● **TO DO**
From the listing below, extract each line containing the string "Mechanical".

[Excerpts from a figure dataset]
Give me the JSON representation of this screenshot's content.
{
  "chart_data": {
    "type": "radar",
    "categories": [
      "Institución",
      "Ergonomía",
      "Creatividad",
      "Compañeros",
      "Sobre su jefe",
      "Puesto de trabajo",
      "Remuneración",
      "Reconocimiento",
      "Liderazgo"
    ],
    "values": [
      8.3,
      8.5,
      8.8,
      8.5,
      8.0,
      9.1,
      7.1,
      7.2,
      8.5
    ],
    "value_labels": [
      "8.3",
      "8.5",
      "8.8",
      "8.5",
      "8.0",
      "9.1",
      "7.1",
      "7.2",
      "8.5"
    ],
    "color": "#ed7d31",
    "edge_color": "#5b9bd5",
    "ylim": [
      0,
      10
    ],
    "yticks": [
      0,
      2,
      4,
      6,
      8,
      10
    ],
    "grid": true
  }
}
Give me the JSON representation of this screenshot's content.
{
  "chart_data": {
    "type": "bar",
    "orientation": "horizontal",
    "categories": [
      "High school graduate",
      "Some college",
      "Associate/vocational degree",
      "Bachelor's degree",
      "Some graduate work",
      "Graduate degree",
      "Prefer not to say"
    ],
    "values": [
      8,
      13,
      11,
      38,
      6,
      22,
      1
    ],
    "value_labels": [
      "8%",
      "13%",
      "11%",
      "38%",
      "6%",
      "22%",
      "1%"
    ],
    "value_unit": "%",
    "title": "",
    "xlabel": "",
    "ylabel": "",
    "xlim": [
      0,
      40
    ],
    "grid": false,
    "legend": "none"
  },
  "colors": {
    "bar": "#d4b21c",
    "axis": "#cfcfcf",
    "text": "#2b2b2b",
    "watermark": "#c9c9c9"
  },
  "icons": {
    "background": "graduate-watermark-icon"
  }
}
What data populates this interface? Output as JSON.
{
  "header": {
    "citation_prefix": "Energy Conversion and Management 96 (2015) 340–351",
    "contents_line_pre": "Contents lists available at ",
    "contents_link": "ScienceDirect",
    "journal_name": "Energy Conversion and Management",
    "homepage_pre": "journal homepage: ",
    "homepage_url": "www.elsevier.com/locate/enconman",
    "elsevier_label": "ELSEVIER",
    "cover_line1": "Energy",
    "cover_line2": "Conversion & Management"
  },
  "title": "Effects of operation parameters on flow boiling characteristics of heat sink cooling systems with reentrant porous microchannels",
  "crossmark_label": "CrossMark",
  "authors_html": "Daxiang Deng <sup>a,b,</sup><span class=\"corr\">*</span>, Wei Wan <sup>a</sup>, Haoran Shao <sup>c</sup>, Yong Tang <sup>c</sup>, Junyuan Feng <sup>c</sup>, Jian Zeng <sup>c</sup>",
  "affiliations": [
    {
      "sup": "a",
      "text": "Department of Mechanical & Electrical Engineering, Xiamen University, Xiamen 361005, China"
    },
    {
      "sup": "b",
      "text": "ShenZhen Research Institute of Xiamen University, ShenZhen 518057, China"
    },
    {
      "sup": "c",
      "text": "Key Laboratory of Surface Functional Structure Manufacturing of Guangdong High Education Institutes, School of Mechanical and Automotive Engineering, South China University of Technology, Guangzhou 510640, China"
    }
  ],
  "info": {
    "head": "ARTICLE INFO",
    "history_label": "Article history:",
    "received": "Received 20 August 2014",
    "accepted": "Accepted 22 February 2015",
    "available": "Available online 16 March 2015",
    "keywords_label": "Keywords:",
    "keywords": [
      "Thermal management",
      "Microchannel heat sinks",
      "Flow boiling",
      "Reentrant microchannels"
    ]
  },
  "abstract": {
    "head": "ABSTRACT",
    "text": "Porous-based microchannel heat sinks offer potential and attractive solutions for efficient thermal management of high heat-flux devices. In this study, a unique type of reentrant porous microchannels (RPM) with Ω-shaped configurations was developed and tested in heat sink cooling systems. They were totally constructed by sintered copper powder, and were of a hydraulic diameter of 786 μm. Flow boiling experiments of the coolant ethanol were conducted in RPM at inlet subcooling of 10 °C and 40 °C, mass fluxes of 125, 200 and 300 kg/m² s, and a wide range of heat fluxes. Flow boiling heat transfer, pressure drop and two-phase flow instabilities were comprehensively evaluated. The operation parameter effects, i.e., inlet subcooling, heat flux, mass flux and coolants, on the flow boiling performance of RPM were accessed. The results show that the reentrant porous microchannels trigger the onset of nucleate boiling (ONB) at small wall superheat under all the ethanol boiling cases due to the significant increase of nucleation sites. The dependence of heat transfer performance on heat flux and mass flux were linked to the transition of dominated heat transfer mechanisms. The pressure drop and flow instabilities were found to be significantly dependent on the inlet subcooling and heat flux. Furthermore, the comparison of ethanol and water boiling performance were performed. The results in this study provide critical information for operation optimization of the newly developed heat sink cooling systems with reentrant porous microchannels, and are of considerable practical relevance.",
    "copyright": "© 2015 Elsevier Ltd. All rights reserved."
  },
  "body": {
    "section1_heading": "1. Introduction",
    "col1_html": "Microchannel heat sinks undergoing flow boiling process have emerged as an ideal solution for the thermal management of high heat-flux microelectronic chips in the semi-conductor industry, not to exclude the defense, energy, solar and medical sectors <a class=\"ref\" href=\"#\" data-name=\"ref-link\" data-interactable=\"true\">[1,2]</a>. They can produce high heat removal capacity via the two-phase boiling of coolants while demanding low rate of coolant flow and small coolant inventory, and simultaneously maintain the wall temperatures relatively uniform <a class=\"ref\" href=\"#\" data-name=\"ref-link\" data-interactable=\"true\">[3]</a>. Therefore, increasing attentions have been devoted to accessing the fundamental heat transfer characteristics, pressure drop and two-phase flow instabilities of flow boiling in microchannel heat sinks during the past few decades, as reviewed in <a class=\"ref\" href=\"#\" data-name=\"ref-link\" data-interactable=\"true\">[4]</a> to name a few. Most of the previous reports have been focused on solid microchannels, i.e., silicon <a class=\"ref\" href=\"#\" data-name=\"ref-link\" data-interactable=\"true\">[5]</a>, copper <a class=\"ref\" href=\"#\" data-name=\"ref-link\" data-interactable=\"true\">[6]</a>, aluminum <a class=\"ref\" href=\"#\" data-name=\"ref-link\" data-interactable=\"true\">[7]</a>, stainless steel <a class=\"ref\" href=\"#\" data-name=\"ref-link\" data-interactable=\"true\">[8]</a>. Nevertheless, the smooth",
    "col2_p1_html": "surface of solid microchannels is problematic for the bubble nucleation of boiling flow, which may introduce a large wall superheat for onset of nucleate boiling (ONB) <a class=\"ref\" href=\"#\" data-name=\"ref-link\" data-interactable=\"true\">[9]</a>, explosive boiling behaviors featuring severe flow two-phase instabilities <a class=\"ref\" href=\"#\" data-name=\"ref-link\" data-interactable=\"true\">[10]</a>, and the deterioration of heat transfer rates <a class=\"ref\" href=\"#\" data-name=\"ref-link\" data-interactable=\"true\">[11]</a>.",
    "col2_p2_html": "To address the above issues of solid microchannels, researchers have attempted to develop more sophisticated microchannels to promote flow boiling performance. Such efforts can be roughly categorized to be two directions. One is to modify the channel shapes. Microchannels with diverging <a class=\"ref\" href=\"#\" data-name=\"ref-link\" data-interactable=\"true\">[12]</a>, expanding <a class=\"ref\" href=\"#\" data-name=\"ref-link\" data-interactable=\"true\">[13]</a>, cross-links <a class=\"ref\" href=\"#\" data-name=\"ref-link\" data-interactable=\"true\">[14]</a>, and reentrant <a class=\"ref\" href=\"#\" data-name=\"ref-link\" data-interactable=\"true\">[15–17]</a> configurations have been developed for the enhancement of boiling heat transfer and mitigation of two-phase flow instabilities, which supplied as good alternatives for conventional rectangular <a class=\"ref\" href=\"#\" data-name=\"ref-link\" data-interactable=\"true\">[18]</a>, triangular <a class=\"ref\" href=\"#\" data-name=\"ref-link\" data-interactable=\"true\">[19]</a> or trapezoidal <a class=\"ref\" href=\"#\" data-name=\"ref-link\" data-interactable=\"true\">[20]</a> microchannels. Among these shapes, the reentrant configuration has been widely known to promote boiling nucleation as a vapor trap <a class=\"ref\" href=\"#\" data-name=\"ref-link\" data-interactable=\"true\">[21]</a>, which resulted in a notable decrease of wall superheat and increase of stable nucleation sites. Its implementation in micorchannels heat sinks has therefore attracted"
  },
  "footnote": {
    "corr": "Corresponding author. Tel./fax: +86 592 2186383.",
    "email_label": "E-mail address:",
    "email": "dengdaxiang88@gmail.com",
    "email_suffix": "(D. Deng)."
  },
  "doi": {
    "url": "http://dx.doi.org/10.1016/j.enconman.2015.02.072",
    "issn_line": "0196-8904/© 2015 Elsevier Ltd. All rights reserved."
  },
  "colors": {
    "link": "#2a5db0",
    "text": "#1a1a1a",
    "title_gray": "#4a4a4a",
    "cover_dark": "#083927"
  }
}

● **IN RESPONSE**
      "text": "Department of Mechanical & Electrical Engineering, Xiamen University, Xiamen 361005, China"
      "text": "Key Laboratory of Surface Functional Structure Manufacturing of Guangdong High Education Institutes, School of Mechanical and Automotive Engineering, South China University of Technology, Guangzhou 510640, China"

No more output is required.